*What is required:*
Reproduce the material in full, exactly as written.

================================

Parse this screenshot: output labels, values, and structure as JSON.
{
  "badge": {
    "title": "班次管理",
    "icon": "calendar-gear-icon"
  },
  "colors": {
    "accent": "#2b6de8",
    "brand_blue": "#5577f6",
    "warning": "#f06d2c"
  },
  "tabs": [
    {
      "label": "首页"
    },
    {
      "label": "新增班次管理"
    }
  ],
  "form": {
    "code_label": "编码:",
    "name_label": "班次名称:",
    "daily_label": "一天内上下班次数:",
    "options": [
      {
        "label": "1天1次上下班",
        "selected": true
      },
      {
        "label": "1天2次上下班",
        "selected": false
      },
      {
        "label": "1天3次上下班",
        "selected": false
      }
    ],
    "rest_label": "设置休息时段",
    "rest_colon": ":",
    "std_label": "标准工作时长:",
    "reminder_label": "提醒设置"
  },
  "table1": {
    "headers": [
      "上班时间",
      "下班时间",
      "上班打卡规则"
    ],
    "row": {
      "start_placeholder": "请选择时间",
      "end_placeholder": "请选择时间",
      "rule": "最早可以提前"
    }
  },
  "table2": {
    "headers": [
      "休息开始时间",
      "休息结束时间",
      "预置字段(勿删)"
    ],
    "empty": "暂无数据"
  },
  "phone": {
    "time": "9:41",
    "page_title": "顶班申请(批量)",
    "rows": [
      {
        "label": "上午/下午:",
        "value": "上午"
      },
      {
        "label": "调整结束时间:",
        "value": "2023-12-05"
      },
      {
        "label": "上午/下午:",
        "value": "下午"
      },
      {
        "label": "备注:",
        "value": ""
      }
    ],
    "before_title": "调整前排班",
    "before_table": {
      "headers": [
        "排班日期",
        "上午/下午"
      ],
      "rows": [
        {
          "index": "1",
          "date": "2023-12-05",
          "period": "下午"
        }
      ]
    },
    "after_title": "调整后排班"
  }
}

================================

*Exercise response:*
Parse this screenshot: output labels, values, and structure as JSON.
{
  "badge": {
    "title": "班次管理",
    "icon": "calendar-gear-icon"
  },
  "colors": {
    "accent": "#2b6de8",
    "brand_blue": "#5577f6",
    "warning": "#f06d2c"
  },
  "tabs": [
    {
      "label": "首页"
    },
    {
      "label": "新增班次管理"
    }
  ],
  "form": {
    "code_label": "编码:",
    "name_label": "班次名称:",
    "daily_label": "一天内上下班次数:",
    "options": [
      {
        "label": "1天1次上下班",
        "selected": true
      },
      {
        "label": "1天2次上下班",
        "selected": false
      },
      {
        "label": "1天3次上下班",
        "selected": false
      }
    ],
    "rest_label": "设置休息时段",
    "rest_colon": ":",
    "std_label": "标准工作时长:",
    "reminder_label": "提醒设置"
  },
  "table1": {
    "headers": [
      "上班时间",
      "下班时间",
      "上班打卡规则"
    ],
    "row": {
      "start_placeholder": "请选择时间",
      "end_placeholder": "请选择时间",
      "rule": "最早可以提前"
    }
  },
  "table2": {
    "headers": [
      "休息开始时间",
      "休息结束时间",
      "预置字段(勿删)"
    ],
    "empty": "暂无数据"
  },
  "phone": {
    "time": "9:41",
    "page_title": "顶班申请(批量)",
    "rows": [
      {
        "label": "上午/下午:",
        "value": "上午"
      },
      {
        "label": "调整结束时间:",
        "value": "2023-12-05"
      },
      {
        "label": "上午/下午:",
        "value": "下午"
      },
      {
        "label": "备注:",
        "value": ""
      }
    ],
    "before_title": "调整前排班",
    "before_table": {
      "headers": [
        "排班日期",
        "上午/下午"
      ],
      "rows": [
        {
          "index": "1",
          "date": "2023-12-05",
          "period": "下午"
        }
      ]
    },
    "after_title": "调整后排班"
  }
}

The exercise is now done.